:: Brief ::
Scan the records below for lines with the word "watermark", then state how many you find and nothing else.
- - -
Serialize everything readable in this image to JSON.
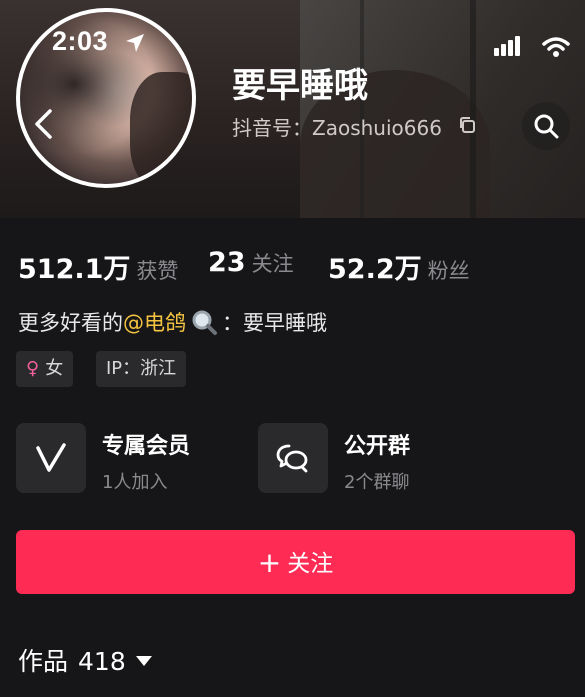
{
  "status_bar": {
    "time": "2:03"
  },
  "profile": {
    "name": "要早睡哦",
    "douyin_id": "抖音号：Zaoshuio666"
  },
  "stats": [
    {
      "value": "512.1万",
      "label": "获赞"
    },
    {
      "value": "23",
      "label": "关注"
    },
    {
      "value": "52.2万",
      "label": "粉丝"
    }
  ],
  "bio": {
    "prefix": "更多好看的",
    "mention": "@电鸽",
    "suffix": "：要早睡哦"
  },
  "tags": {
    "gender": "女",
    "ip": "IP：浙江"
  },
  "cards": [
    {
      "title": "专属会员",
      "subtitle": "1人加入",
      "icon": "v-member-icon"
    },
    {
      "title": "公开群",
      "subtitle": "2个群聊",
      "icon": "chat-bubbles-icon"
    }
  ],
  "follow_button": {
    "plus": "+",
    "label": "关注"
  },
  "works": {
    "label": "作品",
    "count": "418"
  },
  "colors": {
    "accent": "#fe2c55",
    "mention": "#f5c542",
    "background": "#161618",
    "tag_bg": "#2a2a2d",
    "female_icon": "#f0609a"
  }
}
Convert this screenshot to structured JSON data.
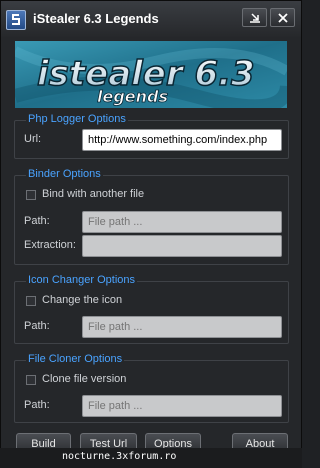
{
  "window": {
    "title": "iStealer 6.3 Legends",
    "controls": [
      "restore-icon",
      "close-icon"
    ]
  },
  "banner": {
    "logo_main": "istealer 6.3",
    "logo_sub": "legends"
  },
  "php_logger": {
    "legend": "Php Logger Options",
    "url_label": "Url:",
    "url_value": "http://www.something.com/index.php"
  },
  "binder": {
    "legend": "Binder Options",
    "checkbox_label": "Bind with another file",
    "checked": false,
    "path_label": "Path:",
    "path_placeholder": "File path ...",
    "extraction_label": "Extraction:",
    "extraction_value": ""
  },
  "icon_changer": {
    "legend": "Icon Changer Options",
    "checkbox_label": "Change the icon",
    "checked": false,
    "path_label": "Path:",
    "path_placeholder": "File path ..."
  },
  "file_cloner": {
    "legend": "File Cloner Options",
    "checkbox_label": "Clone file version",
    "checked": false,
    "path_label": "Path:",
    "path_placeholder": "File path ..."
  },
  "buttons": {
    "build": "Build",
    "test_url": "Test Url",
    "options": "Options",
    "about": "About"
  },
  "footer": {
    "watermark": "nocturne.3xforum.ro"
  },
  "colors": {
    "accent": "#4aa3ff",
    "window_bg": "#25272a",
    "banner_bg": "#2b7f98"
  }
}
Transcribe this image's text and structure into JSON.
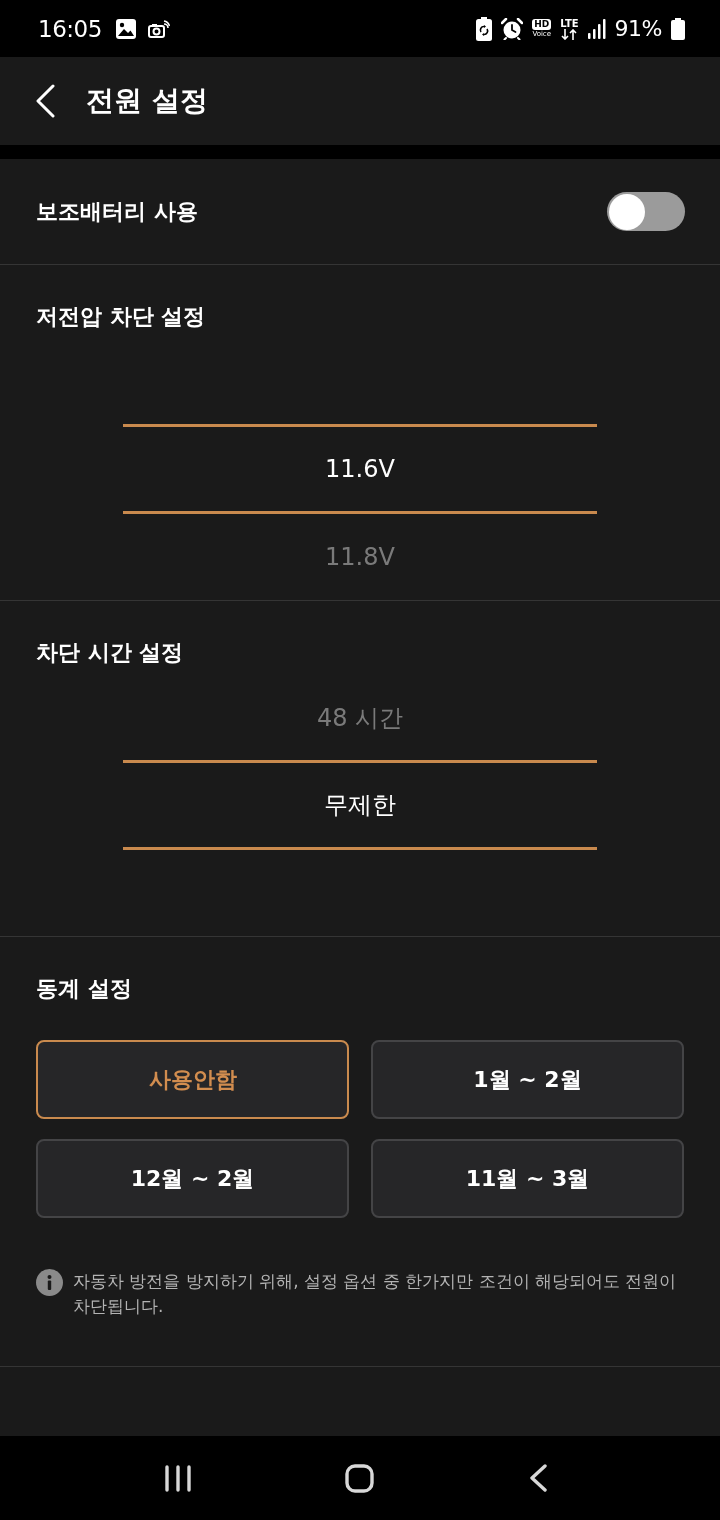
{
  "status_bar": {
    "time": "16:05",
    "hd_label": "HD",
    "voice_label": "Voice",
    "network": "LTE",
    "battery": "91%"
  },
  "app_bar": {
    "title": "전원 설정"
  },
  "aux_battery": {
    "label": "보조배터리 사용",
    "on": false
  },
  "sections": [
    {
      "kind": "picker",
      "title": "저전압 차단 설정",
      "options": [
        {
          "label": "11.6V",
          "selected": true
        },
        {
          "label": "11.8V",
          "selected": false
        }
      ]
    },
    {
      "kind": "picker",
      "title": "차단 시간 설정",
      "options": [
        {
          "label": "48 시간",
          "selected": false
        },
        {
          "label": "무제한",
          "selected": true
        }
      ]
    },
    {
      "kind": "choices",
      "title": "동계 설정",
      "options": [
        {
          "label": "사용안함",
          "selected": true
        },
        {
          "label": "1월 ~ 2월",
          "selected": false
        },
        {
          "label": "12월 ~ 2월",
          "selected": false
        },
        {
          "label": "11월 ~ 3월",
          "selected": false
        }
      ],
      "note": "자동차 방전을 방지하기 위해, 설정 옵션 중 한가지만 조건이 해당되어도 전원이 차단됩니다."
    }
  ]
}
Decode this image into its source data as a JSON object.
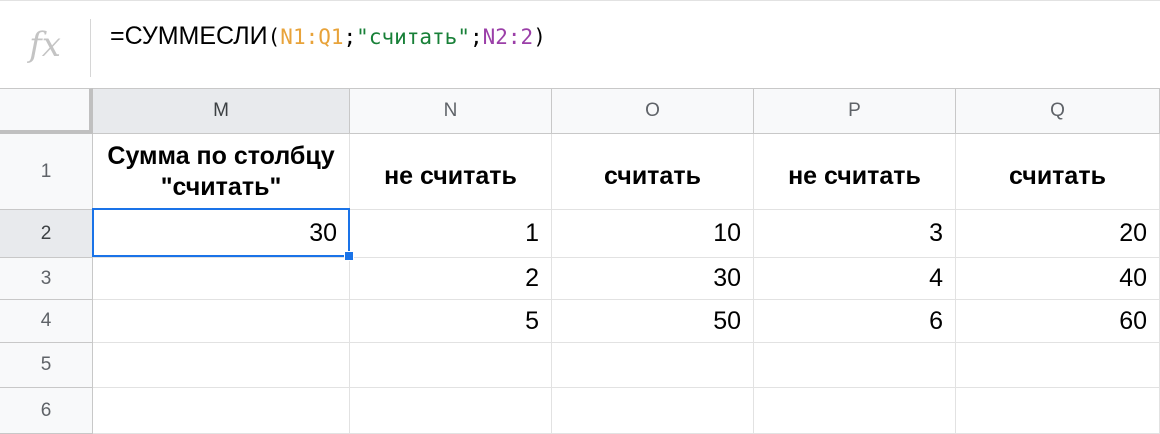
{
  "formula_bar": {
    "fx_label": "fx",
    "formula": {
      "prefix": "=СУММЕСЛИ",
      "open_paren": "(",
      "range": "N1:Q1",
      "sep1": ";",
      "criterion": "\"считать\"",
      "sep2": ";",
      "sum_range": "N2:2",
      "close_paren": ")"
    }
  },
  "columns": [
    "M",
    "N",
    "O",
    "P",
    "Q"
  ],
  "rows": [
    "1",
    "2",
    "3",
    "4",
    "5",
    "6"
  ],
  "cells": {
    "M1": "Сумма по столбцу \"считать\"",
    "N1": "не считать",
    "O1": "считать",
    "P1": "не считать",
    "Q1": "считать",
    "M2": "30",
    "N2": "1",
    "O2": "10",
    "P2": "3",
    "Q2": "20",
    "N3": "2",
    "O3": "30",
    "P3": "4",
    "Q3": "40",
    "N4": "5",
    "O4": "50",
    "P4": "6",
    "Q4": "60",
    "M3": "",
    "M4": "",
    "M5": "",
    "M6": "",
    "N5": "",
    "O5": "",
    "P5": "",
    "Q5": "",
    "N6": "",
    "O6": "",
    "P6": "",
    "Q6": ""
  },
  "selection": {
    "active_cell": "M2",
    "active_column": "M",
    "active_row": "2",
    "color": "#1a73e8"
  },
  "colors": {
    "range_ref": "#e8a33a",
    "string_literal": "#188038",
    "sum_range_ref": "#9b3fa8",
    "header_bg": "#f8f9fa",
    "active_header_bg": "#e8eaed"
  }
}
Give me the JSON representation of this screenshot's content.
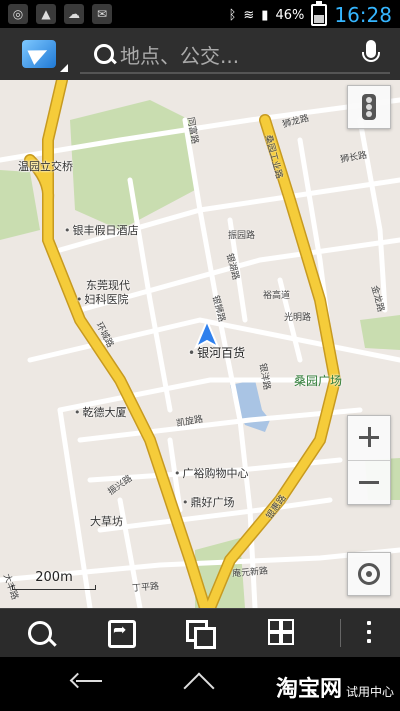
{
  "status_bar": {
    "battery_percent": "46%",
    "time": "16:28",
    "battery_level": 0.46
  },
  "search": {
    "placeholder": "地点、公交..."
  },
  "map": {
    "labels": {
      "wenyuan_interchange": "温园立交桥",
      "yinfeng_hotel": "银丰假日酒店",
      "dongguan_hospital_l1": "东莞现代",
      "dongguan_hospital_l2": "妇科医院",
      "qiande_building": "乾德大厦",
      "yinhe_store": "银河百货",
      "sangyuan_square": "桑园广场",
      "guangyu_mall": "广裕购物中心",
      "dinghao_square": "鼎好广场",
      "dacaofang": "大草坊"
    },
    "roads": {
      "jianhuan_road": "环城路",
      "sangyuan_industrial": "桑园工业路",
      "zhenyuan_road": "振园路",
      "yinhu_road": "银湖路",
      "yinshi_road": "银狮路",
      "yuhao_road": "裕高道",
      "guangming_road": "光明路",
      "yinyang_road": "银洋路",
      "jinlong_road": "金龙路",
      "shilong_road": "狮龙路",
      "shichang_road": "狮长路",
      "kaixuan_road": "凯旋路",
      "zhenxing_road": "振兴路",
      "dingping_road": "丁平路",
      "yinyuan_road": "银惠路",
      "yanyuan_new_road": "庵元新路",
      "tongguan_road": "同富路",
      "dafeng_road": "大丰路"
    },
    "scale": "200m"
  },
  "watermark": {
    "brand": "淘宝网",
    "sub": "试用中心"
  },
  "colors": {
    "main_road": "#f5cc3a",
    "park": "#c9ddb0",
    "water": "#a9c4e4",
    "map_bg": "#ede8e3",
    "location_arrow": "#2f80ed",
    "time_text": "#35b6ff"
  }
}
- - -
:: Exercise solution ::
2